> Text provided
----------------------------------------

Unni Fjaer is VP of Equinor Canada. She previously served as Equinor’s (formerly Statoil) location manager in Hammerfest, Norway, where she was responsible for LNG production. Ms. Fjaer has had significant offshore experience during her 25-year career with Equinor, including positions as platform manager offshore Norway and human resources manager for operations mid-Norway. In N.L., Ms. Fjaer currently oversees offshore operations. Equinor has a majority stake in N.L.’s Bay du Nord discovery in the Flemish Pass Basin. The largest global find of 2013, Bay du Nord is estimated to contain 300 million barrels of oil.
NATURAL RESOURCES MAGAZINE: In addition to investing in renewable energy and new energy solutions, Equinor is focused on reducing emissions in the oil and gas industry and has targeted a reduction of three million tonnes of CO2 by 2030, or a 20 per cent reduction over 2017. Efforts include rethinking platform design, production and maintenance. Pre-front-end engineering and design studies are now being done for the potential Bay du Nord floating production storage and offloading vessel (FSPO). Would the Bay du Nord platform rely on new climate-efficient or emission-reducing technology?
Unni Fjaer: While the Bay du Nord project is still in the early phases of development planning, the project has the potential to be a low-carbon development. Equinor actively evaluates opportunities for its projects and activities to ensure our activities employ carbon-efficient technologies as is applicable and available. Bay du Nord is no exception to this approach.
NRM: Equinor is now piloting Eelume, a snake robot with the potential to revolutionize the maintenance of equipment on the seabed and replace submarine vessels. Due to its remote location, the Bay du Nord FPSO would be the furthest from shore in the world, and consequently, have potentially fewer workers than usual. It would also be a deepwater site. Will technologies like Eelume be considered for Bay du Nord given these conditions?

----------------------------------------

> Material
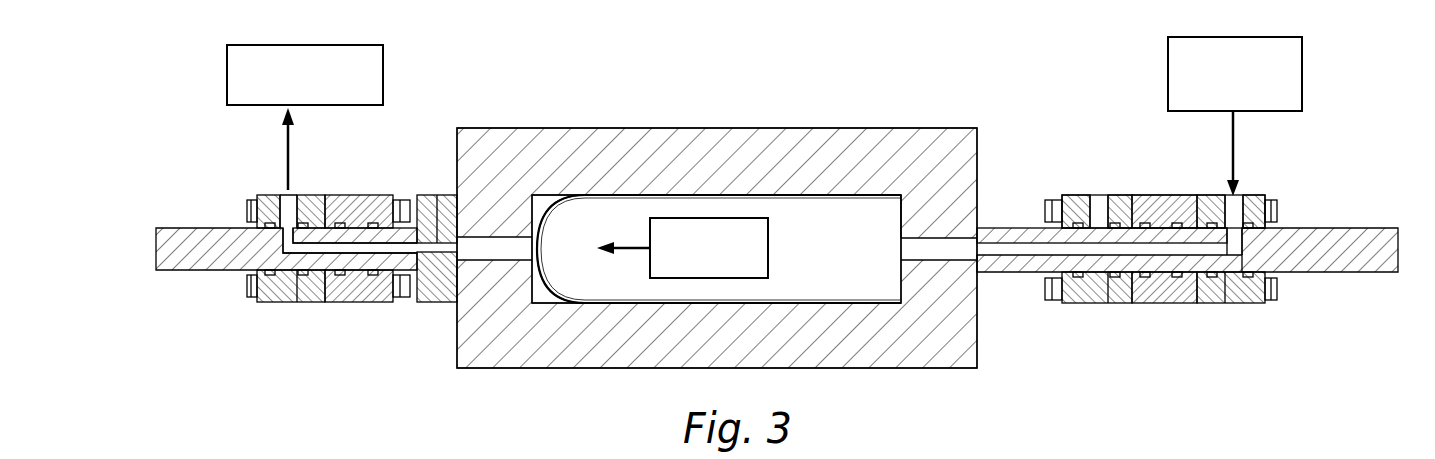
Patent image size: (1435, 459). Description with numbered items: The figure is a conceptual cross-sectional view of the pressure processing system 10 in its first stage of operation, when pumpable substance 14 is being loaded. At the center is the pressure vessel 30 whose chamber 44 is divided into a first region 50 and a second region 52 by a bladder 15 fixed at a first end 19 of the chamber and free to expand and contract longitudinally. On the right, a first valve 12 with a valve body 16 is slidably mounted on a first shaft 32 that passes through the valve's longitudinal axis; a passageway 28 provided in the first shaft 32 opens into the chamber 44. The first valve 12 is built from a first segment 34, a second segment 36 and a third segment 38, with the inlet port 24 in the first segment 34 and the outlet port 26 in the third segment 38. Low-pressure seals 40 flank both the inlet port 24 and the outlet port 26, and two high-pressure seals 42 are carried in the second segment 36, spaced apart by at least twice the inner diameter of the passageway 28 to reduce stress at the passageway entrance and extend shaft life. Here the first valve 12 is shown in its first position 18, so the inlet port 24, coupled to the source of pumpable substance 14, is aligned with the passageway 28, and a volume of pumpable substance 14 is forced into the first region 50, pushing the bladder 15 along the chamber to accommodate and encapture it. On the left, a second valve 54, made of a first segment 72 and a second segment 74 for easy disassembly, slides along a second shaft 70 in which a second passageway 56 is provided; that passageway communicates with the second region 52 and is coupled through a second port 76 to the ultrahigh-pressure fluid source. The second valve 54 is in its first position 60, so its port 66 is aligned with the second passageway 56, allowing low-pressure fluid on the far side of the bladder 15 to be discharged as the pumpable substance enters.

----------------------------------------

> Instruction 1
According to the Equinor Canada interview, how many barrels of oil is the Bay du Nord discovery estimated to contain?
> Instruction 2
Write the next part of the Equinor Canada interview, picking up after its final question about Eelume.

> Expected output 1
300 million barrels.

> Expected output 2
UF: While it’s too early to say if a pilot research project like Eelume would be part of a Bay du Nord development project, Equinor is currently evaluating the best technology we could apply to the project to support both safe and efficient operations. The potential application of innovation projects such as Eelume is part of that ongoing work.
NRM: Equinor has declared its support for the Paris agreement, launched a strategy of lowering emissions and begun expanding its investment in renewables. Among Big Oil, it is a front runner in this regard. By 2020, it plans to direct 25 per cent of research funds to new energy solutions and energy efficiency, including offshore wind, carbon capture and storage and hydrogen. By 2030, the company plans to have renewables represent 15–20 per cent of its investment portfolio. Does this represent a major shift in strategy for Equinor?
UF: Equinor has been a leader with regards to working to reduce carbon emissions and arguing for effective climate regulation for decades. We have operated carbon capture and storage projects for over 20 years and continue to invest in reducing climate emissions from our activities. We’ve been investing in offshore wind for over a decade. Our current strategy is a continuation of a lot of important work, but like the rest of the world we see the need for an energy transition and we are positioning the company for that, and in that regard strengthening our work on reducing emissions and increasing investments in renewable energy.
NRM: Equinor plans $12 billion USD in renewable energy projects towards 2030, in addition to existing investments in wind in the U.K., Germany and the U.S., and offshore wind investments in Scotland, which employ floating wind turbines. Is Equinor considering renewables investment in Canada, and in particular, Atlantic Canada?
UF: Equinor actively reviews potential investments in new energy opportunities across the globe. At this time, Equinor does not have immediate plans to invest in renewable energy in Canada, however, as the industry continues to advance and mature in Canada, it may be part of our future investment evaluations.
NRM: Equinor must ensure costs are manageable in the Bay du Nord project, and that it can make a reasonable rate of return during the project’s 12-year lifespan. Development costs are currently estimated at $6.8 billion CAD, and a break-even price of $50 per barrel has been given. What are the factors that may drive that price point down? Does Equinor have a target price in mind that would green light the project?
UF: When developing a major project like the Bay du Nord development, it is critical to work diligently to improve a business case throughout the development process. There is no specific target price Equinor can share, but it is critical that the Bay du Nord project is as competitive as possible to support a potential sanction decision in late-2020.
NRM: In 2016, Equinor established Equinor Energy Ventures (EEV) with a mandate to invest $200 million over seven years in new energy technologies such as battery storage. Does EEV anticipate investment in Canadian technology firms undertaking work in this area?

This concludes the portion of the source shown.